### DATA SHOWN
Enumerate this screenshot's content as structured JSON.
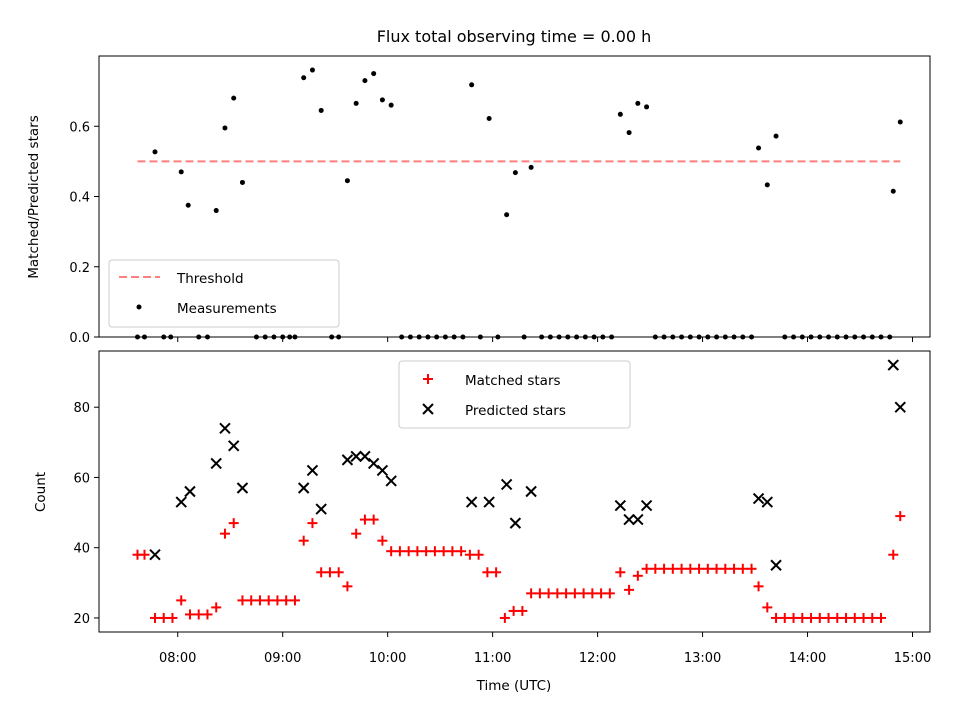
{
  "chart_data": [
    {
      "type": "scatter",
      "title": "Flux total observing time = 0.00 h",
      "xlabel": "",
      "ylabel": "Matched/Predicted stars",
      "xlim": [
        "07:15",
        "15:10"
      ],
      "ylim": [
        0,
        0.8
      ],
      "yticks": [
        "0.0",
        "0.2",
        "0.4",
        "0.6"
      ],
      "grid": false,
      "legend_position": "lower-left",
      "threshold": {
        "name": "Threshold",
        "value": 0.5,
        "x_start": "07:37",
        "x_end": "14:53",
        "color": "#ff7f7f",
        "style": "dashed"
      },
      "series": [
        {
          "name": "Measurements",
          "color": "#000000",
          "marker": "dot",
          "points": [
            [
              "07:37",
              0
            ],
            [
              "07:41",
              0
            ],
            [
              "07:47",
              0.527
            ],
            [
              "07:52",
              0
            ],
            [
              "07:56",
              0
            ],
            [
              "08:02",
              0.47
            ],
            [
              "08:06",
              0.375
            ],
            [
              "08:12",
              0
            ],
            [
              "08:17",
              0
            ],
            [
              "08:22",
              0.36
            ],
            [
              "08:27",
              0.595
            ],
            [
              "08:32",
              0.68
            ],
            [
              "08:37",
              0.44
            ],
            [
              "08:45",
              0
            ],
            [
              "08:50",
              0
            ],
            [
              "08:55",
              0
            ],
            [
              "09:00",
              0
            ],
            [
              "09:04",
              0
            ],
            [
              "09:07",
              0
            ],
            [
              "09:12",
              0.738
            ],
            [
              "09:17",
              0.76
            ],
            [
              "09:22",
              0.645
            ],
            [
              "09:28",
              0
            ],
            [
              "09:32",
              0
            ],
            [
              "09:37",
              0.445
            ],
            [
              "09:42",
              0.665
            ],
            [
              "09:47",
              0.73
            ],
            [
              "09:52",
              0.75
            ],
            [
              "09:57",
              0.675
            ],
            [
              "10:02",
              0.66
            ],
            [
              "10:08",
              0
            ],
            [
              "10:13",
              0
            ],
            [
              "10:18",
              0
            ],
            [
              "10:23",
              0
            ],
            [
              "10:28",
              0
            ],
            [
              "10:33",
              0
            ],
            [
              "10:38",
              0
            ],
            [
              "10:43",
              0
            ],
            [
              "10:48",
              0.718
            ],
            [
              "10:53",
              0
            ],
            [
              "10:58",
              0.622
            ],
            [
              "11:03",
              0
            ],
            [
              "11:08",
              0.348
            ],
            [
              "11:13",
              0.468
            ],
            [
              "11:18",
              0
            ],
            [
              "11:22",
              0.483
            ],
            [
              "11:28",
              0
            ],
            [
              "11:33",
              0
            ],
            [
              "11:38",
              0
            ],
            [
              "11:43",
              0
            ],
            [
              "11:48",
              0
            ],
            [
              "11:53",
              0
            ],
            [
              "11:58",
              0
            ],
            [
              "12:03",
              0
            ],
            [
              "12:08",
              0
            ],
            [
              "12:13",
              0.634
            ],
            [
              "12:18",
              0.582
            ],
            [
              "12:23",
              0.665
            ],
            [
              "12:28",
              0.655
            ],
            [
              "12:33",
              0
            ],
            [
              "12:38",
              0
            ],
            [
              "12:43",
              0
            ],
            [
              "12:48",
              0
            ],
            [
              "12:53",
              0
            ],
            [
              "12:58",
              0
            ],
            [
              "13:03",
              0
            ],
            [
              "13:08",
              0
            ],
            [
              "13:13",
              0
            ],
            [
              "13:18",
              0
            ],
            [
              "13:23",
              0
            ],
            [
              "13:28",
              0
            ],
            [
              "13:32",
              0.538
            ],
            [
              "13:37",
              0.433
            ],
            [
              "13:42",
              0.572
            ],
            [
              "13:47",
              0
            ],
            [
              "13:52",
              0
            ],
            [
              "13:57",
              0
            ],
            [
              "14:02",
              0
            ],
            [
              "14:07",
              0
            ],
            [
              "14:12",
              0
            ],
            [
              "14:17",
              0
            ],
            [
              "14:22",
              0
            ],
            [
              "14:27",
              0
            ],
            [
              "14:32",
              0
            ],
            [
              "14:37",
              0
            ],
            [
              "14:42",
              0
            ],
            [
              "14:47",
              0
            ],
            [
              "14:49",
              0.415
            ],
            [
              "14:53",
              0.612
            ]
          ]
        }
      ]
    },
    {
      "type": "scatter",
      "title": "",
      "xlabel": "Time (UTC)",
      "ylabel": "Count",
      "xlim": [
        "07:15",
        "15:10"
      ],
      "ylim": [
        16,
        96
      ],
      "xticks": [
        "08:00",
        "09:00",
        "10:00",
        "11:00",
        "12:00",
        "13:00",
        "14:00",
        "15:00"
      ],
      "yticks": [
        "20",
        "40",
        "60",
        "80"
      ],
      "grid": false,
      "legend_position": "upper-center",
      "series": [
        {
          "name": "Matched stars",
          "color": "#ff0000",
          "marker": "plus",
          "points": [
            [
              "07:37",
              38
            ],
            [
              "07:41",
              38
            ],
            [
              "07:47",
              20
            ],
            [
              "07:52",
              20
            ],
            [
              "07:57",
              20
            ],
            [
              "08:02",
              25
            ],
            [
              "08:07",
              21
            ],
            [
              "08:12",
              21
            ],
            [
              "08:17",
              21
            ],
            [
              "08:22",
              23
            ],
            [
              "08:27",
              44
            ],
            [
              "08:32",
              47
            ],
            [
              "08:37",
              25
            ],
            [
              "08:42",
              25
            ],
            [
              "08:47",
              25
            ],
            [
              "08:52",
              25
            ],
            [
              "08:57",
              25
            ],
            [
              "09:02",
              25
            ],
            [
              "09:07",
              25
            ],
            [
              "09:12",
              42
            ],
            [
              "09:17",
              47
            ],
            [
              "09:22",
              33
            ],
            [
              "09:27",
              33
            ],
            [
              "09:32",
              33
            ],
            [
              "09:37",
              29
            ],
            [
              "09:42",
              44
            ],
            [
              "09:47",
              48
            ],
            [
              "09:52",
              48
            ],
            [
              "09:57",
              42
            ],
            [
              "10:02",
              39
            ],
            [
              "10:07",
              39
            ],
            [
              "10:12",
              39
            ],
            [
              "10:17",
              39
            ],
            [
              "10:22",
              39
            ],
            [
              "10:27",
              39
            ],
            [
              "10:32",
              39
            ],
            [
              "10:37",
              39
            ],
            [
              "10:42",
              39
            ],
            [
              "10:47",
              38
            ],
            [
              "10:52",
              38
            ],
            [
              "10:57",
              33
            ],
            [
              "11:02",
              33
            ],
            [
              "11:07",
              20
            ],
            [
              "11:12",
              22
            ],
            [
              "11:17",
              22
            ],
            [
              "11:22",
              27
            ],
            [
              "11:27",
              27
            ],
            [
              "11:32",
              27
            ],
            [
              "11:37",
              27
            ],
            [
              "11:42",
              27
            ],
            [
              "11:47",
              27
            ],
            [
              "11:52",
              27
            ],
            [
              "11:57",
              27
            ],
            [
              "12:02",
              27
            ],
            [
              "12:07",
              27
            ],
            [
              "12:13",
              33
            ],
            [
              "12:18",
              28
            ],
            [
              "12:23",
              32
            ],
            [
              "12:28",
              34
            ],
            [
              "12:33",
              34
            ],
            [
              "12:38",
              34
            ],
            [
              "12:43",
              34
            ],
            [
              "12:48",
              34
            ],
            [
              "12:53",
              34
            ],
            [
              "12:58",
              34
            ],
            [
              "13:03",
              34
            ],
            [
              "13:08",
              34
            ],
            [
              "13:13",
              34
            ],
            [
              "13:18",
              34
            ],
            [
              "13:23",
              34
            ],
            [
              "13:28",
              34
            ],
            [
              "13:32",
              29
            ],
            [
              "13:37",
              23
            ],
            [
              "13:42",
              20
            ],
            [
              "13:47",
              20
            ],
            [
              "13:52",
              20
            ],
            [
              "13:57",
              20
            ],
            [
              "14:02",
              20
            ],
            [
              "14:07",
              20
            ],
            [
              "14:12",
              20
            ],
            [
              "14:17",
              20
            ],
            [
              "14:22",
              20
            ],
            [
              "14:27",
              20
            ],
            [
              "14:32",
              20
            ],
            [
              "14:37",
              20
            ],
            [
              "14:42",
              20
            ],
            [
              "14:49",
              38
            ],
            [
              "14:53",
              49
            ]
          ]
        },
        {
          "name": "Predicted stars",
          "color": "#000000",
          "marker": "x",
          "points": [
            [
              "07:47",
              38
            ],
            [
              "08:02",
              53
            ],
            [
              "08:07",
              56
            ],
            [
              "08:22",
              64
            ],
            [
              "08:27",
              74
            ],
            [
              "08:32",
              69
            ],
            [
              "08:37",
              57
            ],
            [
              "09:12",
              57
            ],
            [
              "09:17",
              62
            ],
            [
              "09:22",
              51
            ],
            [
              "09:37",
              65
            ],
            [
              "09:42",
              66
            ],
            [
              "09:47",
              66
            ],
            [
              "09:52",
              64
            ],
            [
              "09:57",
              62
            ],
            [
              "10:02",
              59
            ],
            [
              "10:48",
              53
            ],
            [
              "10:58",
              53
            ],
            [
              "11:08",
              58
            ],
            [
              "11:13",
              47
            ],
            [
              "11:22",
              56
            ],
            [
              "12:13",
              52
            ],
            [
              "12:18",
              48
            ],
            [
              "12:23",
              48
            ],
            [
              "12:28",
              52
            ],
            [
              "13:32",
              54
            ],
            [
              "13:37",
              53
            ],
            [
              "13:42",
              35
            ],
            [
              "14:49",
              92
            ],
            [
              "14:53",
              80
            ]
          ]
        }
      ]
    }
  ]
}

### WHAT TO WORK ON
Each line that holds the word "title" is to be copied.

### SOLVED PROBLEM
      "title": "Flux total observing time = 0.00 h",
      "title": "",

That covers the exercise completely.